■ EXERCISE PROMPT: Select from the records below every line that has the word "name" in it.

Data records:
________________________

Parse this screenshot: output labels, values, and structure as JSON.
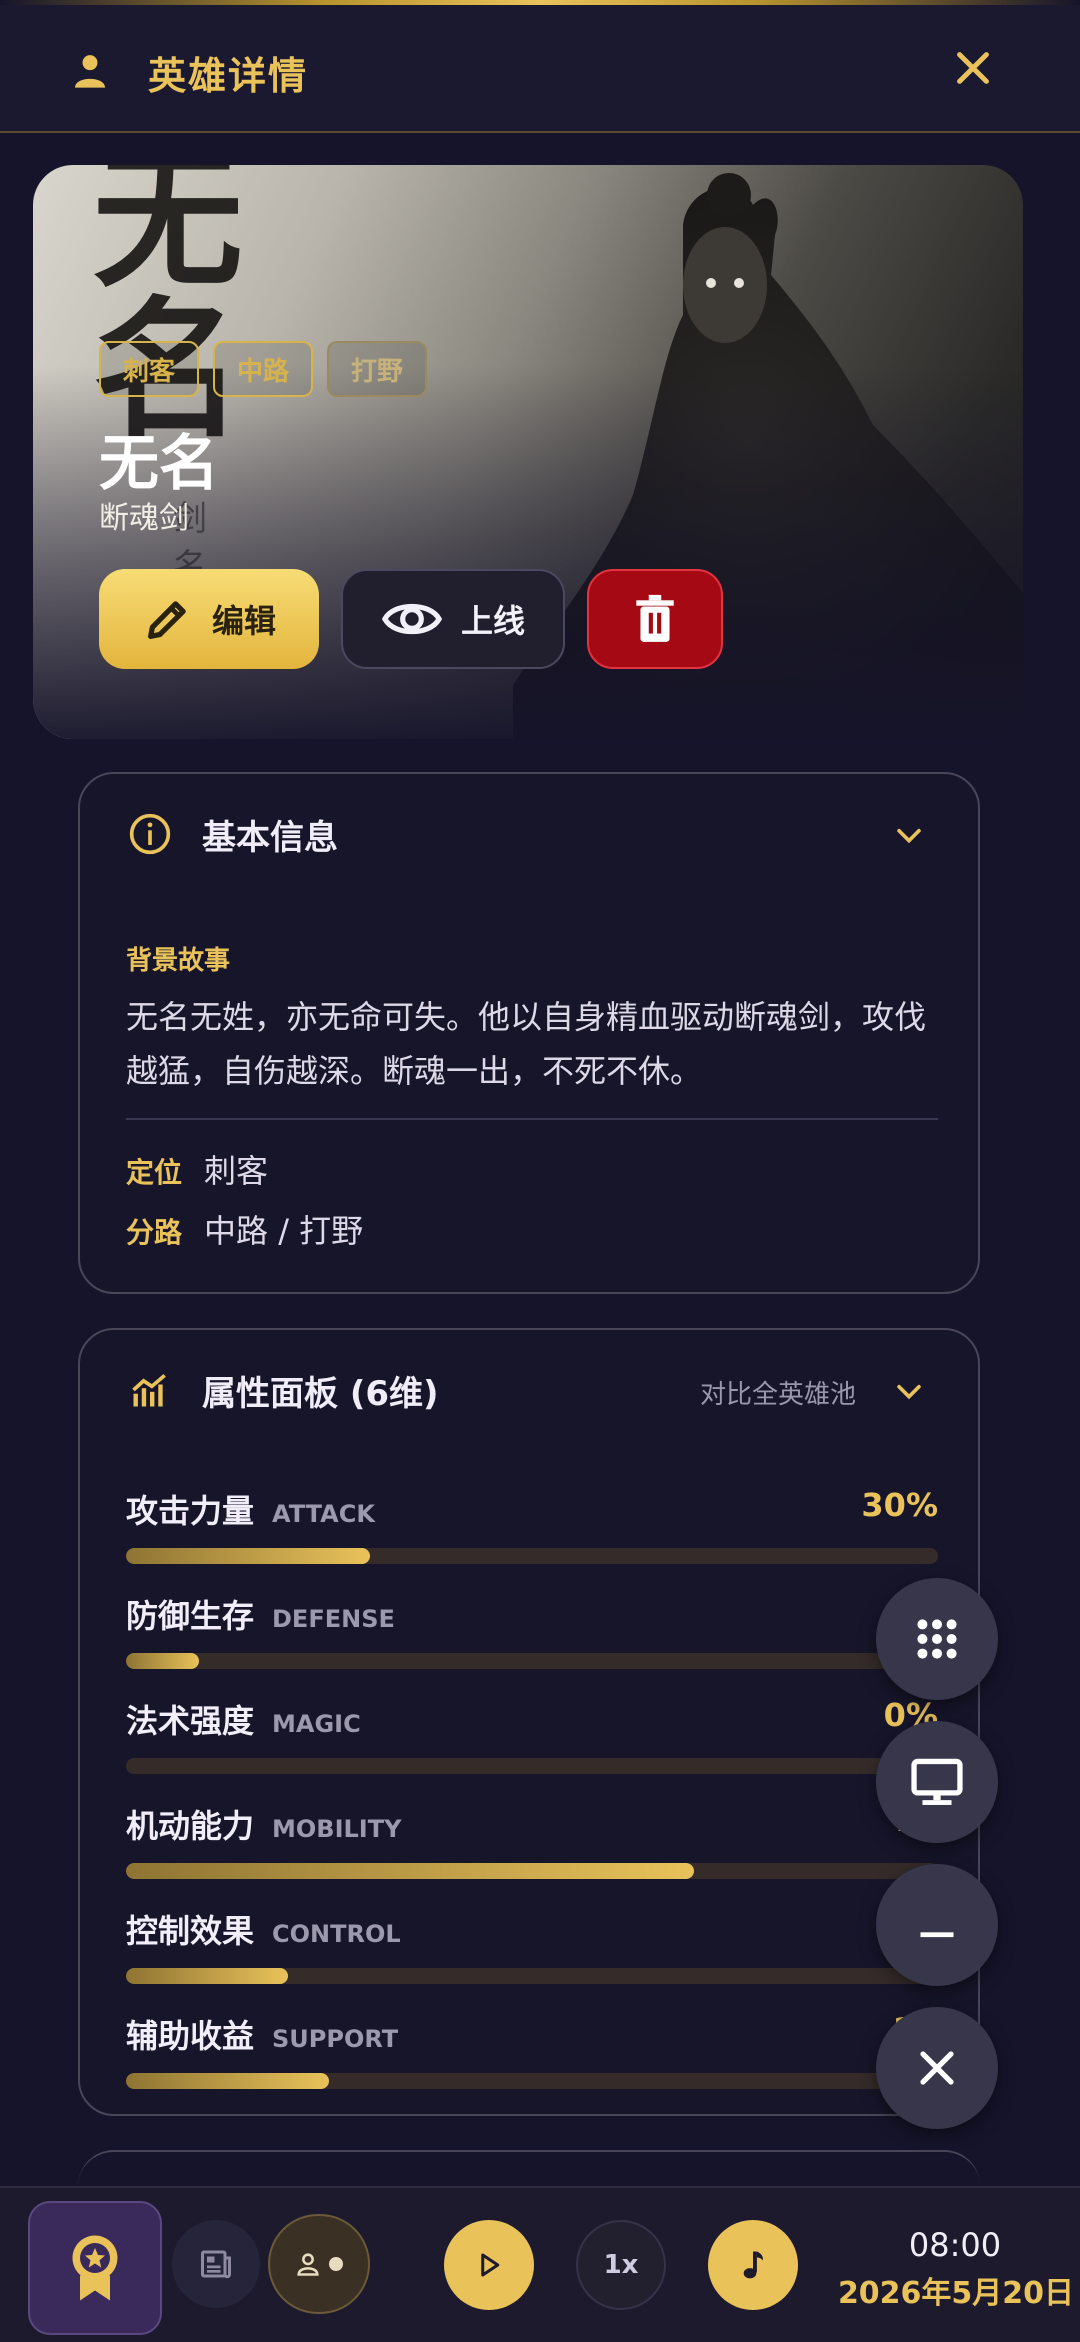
{
  "header": {
    "title": "英雄详情",
    "user_icon": "user-icon",
    "close_icon": "close-icon"
  },
  "hero": {
    "calligraphy_large": "无名",
    "calligraphy_small": "剑 名",
    "tags": [
      "刺客",
      "中路",
      "打野"
    ],
    "name": "无名",
    "subtitle": "断魂剑",
    "actions": {
      "edit": "编辑",
      "online": "上线"
    }
  },
  "basic_info": {
    "title": "基本信息",
    "story_label": "背景故事",
    "story": "无名无姓，亦无命可失。他以自身精血驱动断魂剑，攻伐越猛，自伤越深。断魂一出，不死不休。",
    "role_label": "定位",
    "role_value": "刺客",
    "lane_label": "分路",
    "lane_value": "中路 / 打野"
  },
  "attributes": {
    "title": "属性面板 (6维)",
    "compare": "对比全英雄池",
    "stats": [
      {
        "name": "攻击力量",
        "en": "ATTACK",
        "pct": "30%",
        "value": 0.3
      },
      {
        "name": "防御生存",
        "en": "DEFENSE",
        "pct": "",
        "value": 0.09
      },
      {
        "name": "法术强度",
        "en": "MAGIC",
        "pct": "0%",
        "value": 0.0
      },
      {
        "name": "机动能力",
        "en": "MOBILITY",
        "pct": "70",
        "value": 0.7
      },
      {
        "name": "控制效果",
        "en": "CONTROL",
        "pct": "2",
        "value": 0.2
      },
      {
        "name": "辅助收益",
        "en": "SUPPORT",
        "pct": "25",
        "value": 0.25
      }
    ]
  },
  "fabs": [
    "grid-icon",
    "monitor-icon",
    "minimize-icon",
    "close-icon"
  ],
  "bottombar": {
    "speed": "1x",
    "time": "08:00",
    "date": "2026年5月20日"
  },
  "colors": {
    "accent": "#e9c25a",
    "background": "#16142a",
    "danger": "#a50a14"
  }
}
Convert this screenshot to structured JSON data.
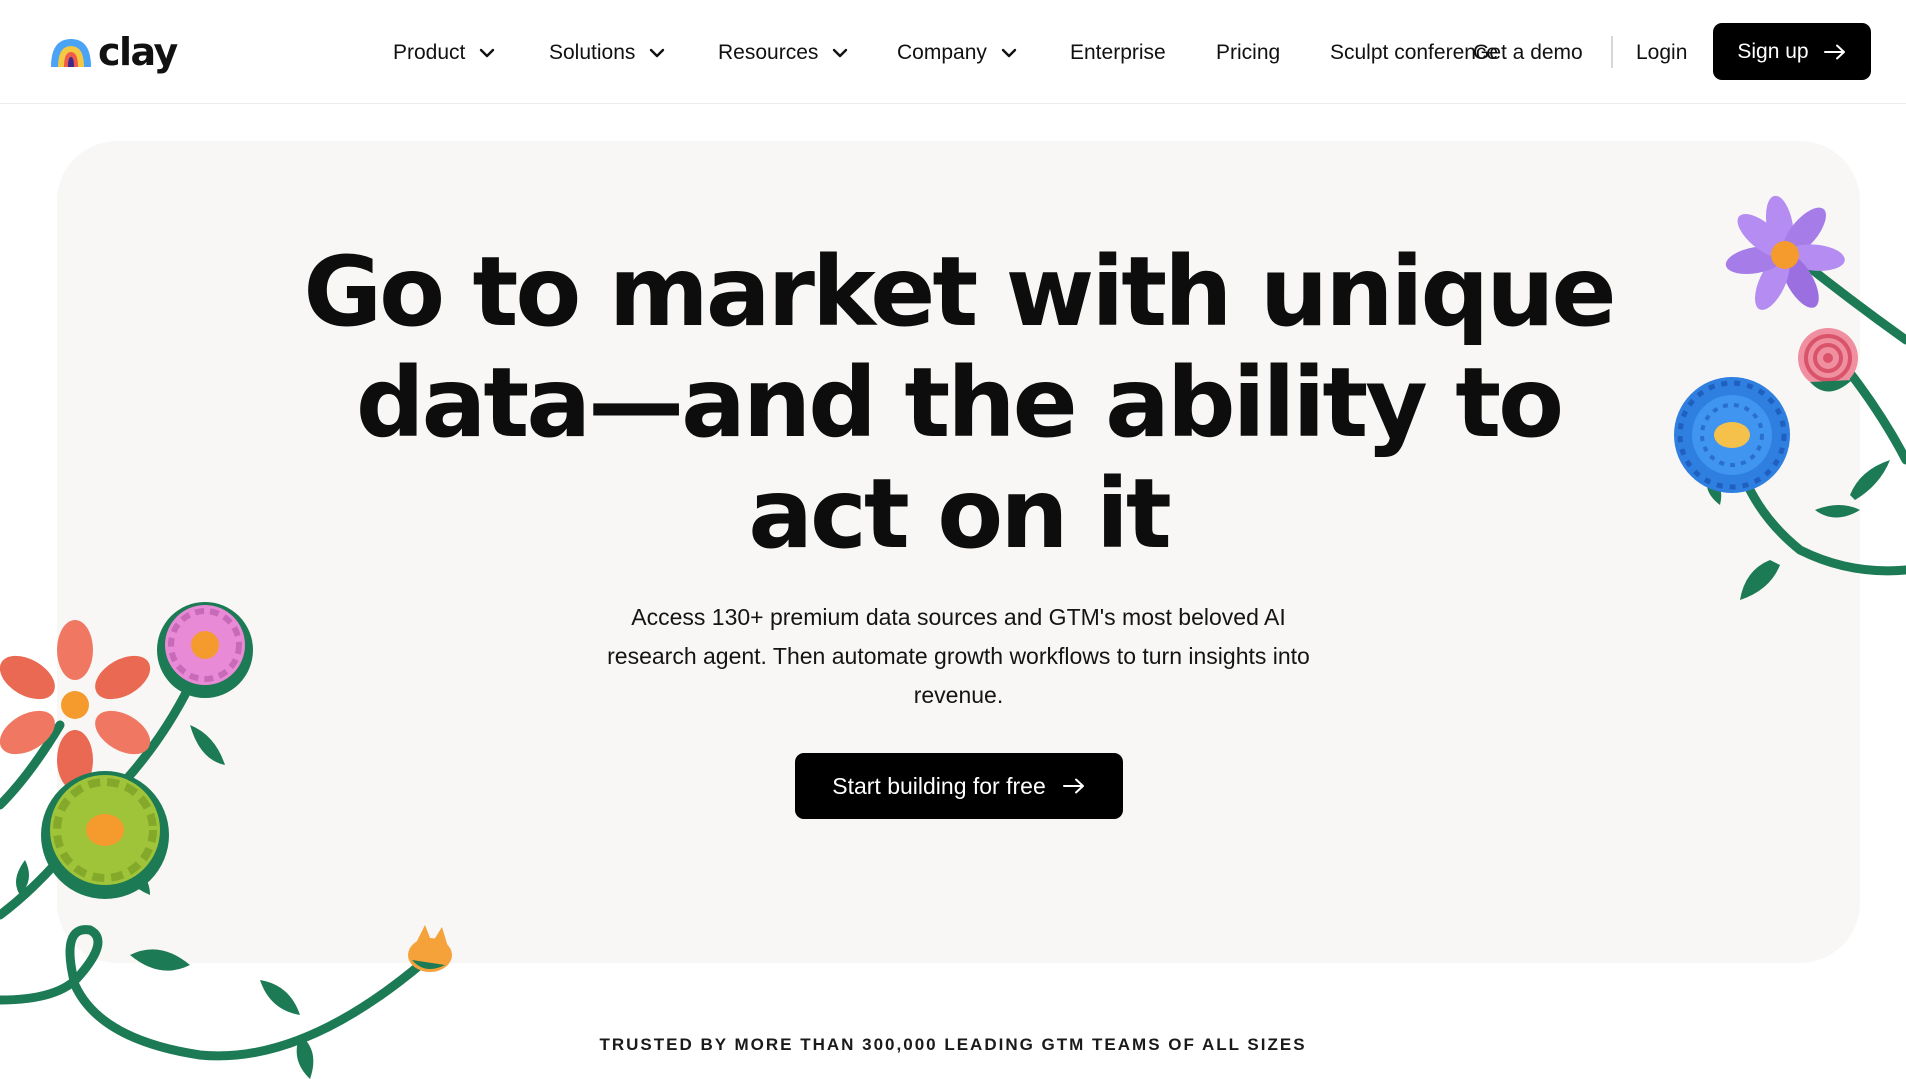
{
  "brand": {
    "name": "clay"
  },
  "nav": {
    "items": [
      {
        "label": "Product",
        "has_dropdown": true
      },
      {
        "label": "Solutions",
        "has_dropdown": true
      },
      {
        "label": "Resources",
        "has_dropdown": true
      },
      {
        "label": "Company",
        "has_dropdown": true
      },
      {
        "label": "Enterprise",
        "has_dropdown": false
      },
      {
        "label": "Pricing",
        "has_dropdown": false
      },
      {
        "label": "Sculpt conference",
        "has_dropdown": false
      },
      {
        "label": "Get a demo",
        "has_dropdown": false
      }
    ],
    "login": "Login",
    "signup": "Sign up"
  },
  "hero": {
    "title_lines": [
      "Go to market with unique",
      "data—and the ability to",
      "act on it"
    ],
    "subtitle_lines": [
      "Access 130+ premium data sources and GTM's most beloved AI",
      "research agent. Then automate growth workflows to turn insights into",
      "revenue."
    ],
    "cta": "Start building for free"
  },
  "trusted": "TRUSTED BY MORE THAN 300,000 LEADING GTM TEAMS OF ALL SIZES",
  "colors": {
    "background": "#ffffff",
    "hero_background": "#f8f7f5",
    "button": "#000000",
    "stem": "#1c7a55"
  }
}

________________________

■ RIGHT ANSWER:
    "name": "无名",
        "name": "攻击力量",
        "name": "防御生存",
        "name": "法术强度",
        "name": "机动能力",
        "name": "控制效果",
        "name": "辅助收益",
    "name": "clay"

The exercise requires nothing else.